[TASK REQUIREMENTS] Quote the entries word for word. Omit the pictures.

[Items from a dataset]
/---

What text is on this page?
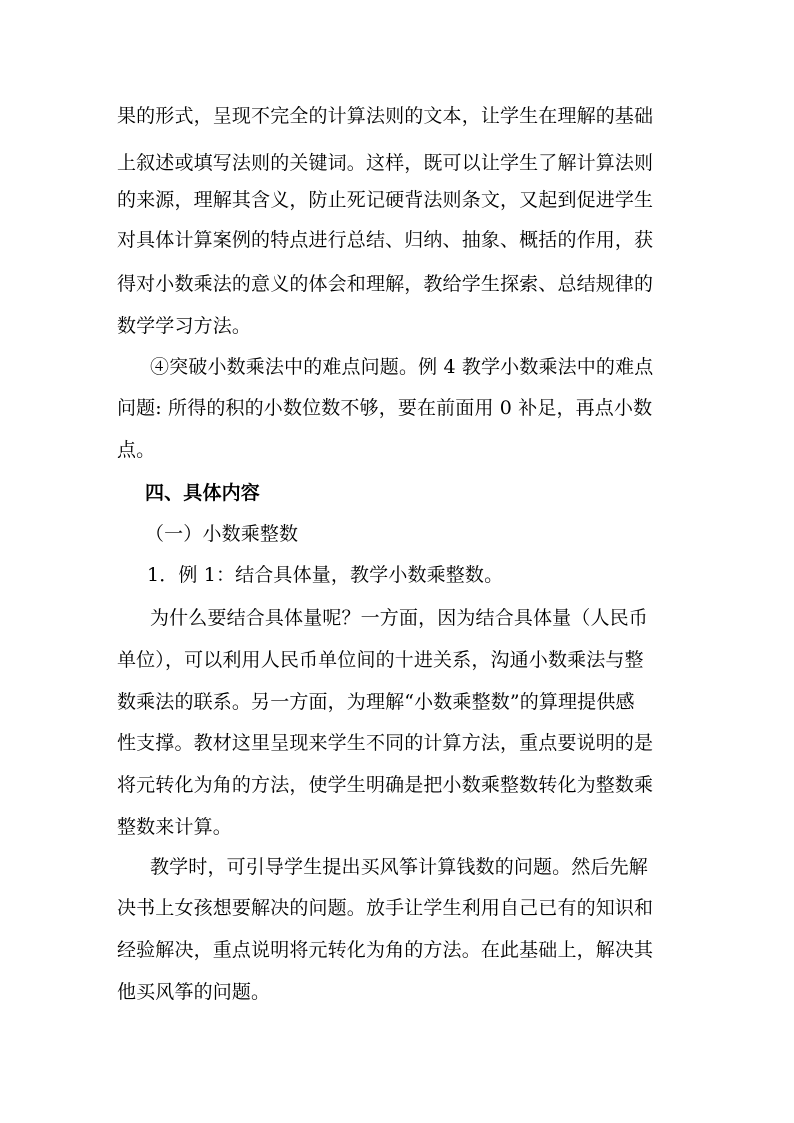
果的形式，呈现不完全的计算法则的文本，让学生在理解的基础
上叙述或填写法则的关键词。这样，既可以让学生了解计算法则
的来源，理解其含义，防止死记硬背法则条文，又起到促进学生
对具体计算案例的特点进行总结、归纳、抽象、概括的作用，获
得对小数乘法的意义的体会和理解，教给学生探索、总结规律的
数学学习方法。
④突破小数乘法中的难点问题。例 4 教学小数乘法中的难点
问题: 所得的积的小数位数不够，要在前面用 0 补足，再点小数
点。
四、具体内容
（一）小数乘整数
1．例 1：结合具体量，教学小数乘整数。
为什么要结合具体量呢？一方面，因为结合具体量（人民币
单位），可以利用人民币单位间的十进关系，沟通小数乘法与整
数乘法的联系。另一方面，为理解“小数乘整数”的算理提供感
性支撑。教材这里呈现来学生不同的计算方法，重点要说明的是
将元转化为角的方法，使学生明确是把小数乘整数转化为整数乘
整数来计算。
教学时，可引导学生提出买风筝计算钱数的问题。然后先解
决书上女孩想要解决的问题。放手让学生利用自己已有的知识和
经验解决，重点说明将元转化为角的方法。在此基础上，解决其
他买风筝的问题。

\---

[SOLUTION BELOW]
What text is on this page?
果的形式，呈现不完全的计算法则的文本，让学生在理解的基础
上叙述或填写法则的关键词。这样，既可以让学生了解计算法则
的来源，理解其含义，防止死记硬背法则条文，又起到促进学生
对具体计算案例的特点进行总结、归纳、抽象、概括的作用，获
得对小数乘法的意义的体会和理解，教给学生探索、总结规律的
数学学习方法。
④突破小数乘法中的难点问题。例 4 教学小数乘法中的难点
问题: 所得的积的小数位数不够，要在前面用 0 补足，再点小数
点。
四、具体内容
（一）小数乘整数
1．例 1：结合具体量，教学小数乘整数。
为什么要结合具体量呢？一方面，因为结合具体量（人民币
单位），可以利用人民币单位间的十进关系，沟通小数乘法与整
数乘法的联系。另一方面，为理解“小数乘整数”的算理提供感
性支撑。教材这里呈现来学生不同的计算方法，重点要说明的是
将元转化为角的方法，使学生明确是把小数乘整数转化为整数乘
整数来计算。
教学时，可引导学生提出买风筝计算钱数的问题。然后先解
决书上女孩想要解决的问题。放手让学生利用自己已有的知识和
经验解决，重点说明将元转化为角的方法。在此基础上，解决其
他买风筝的问题。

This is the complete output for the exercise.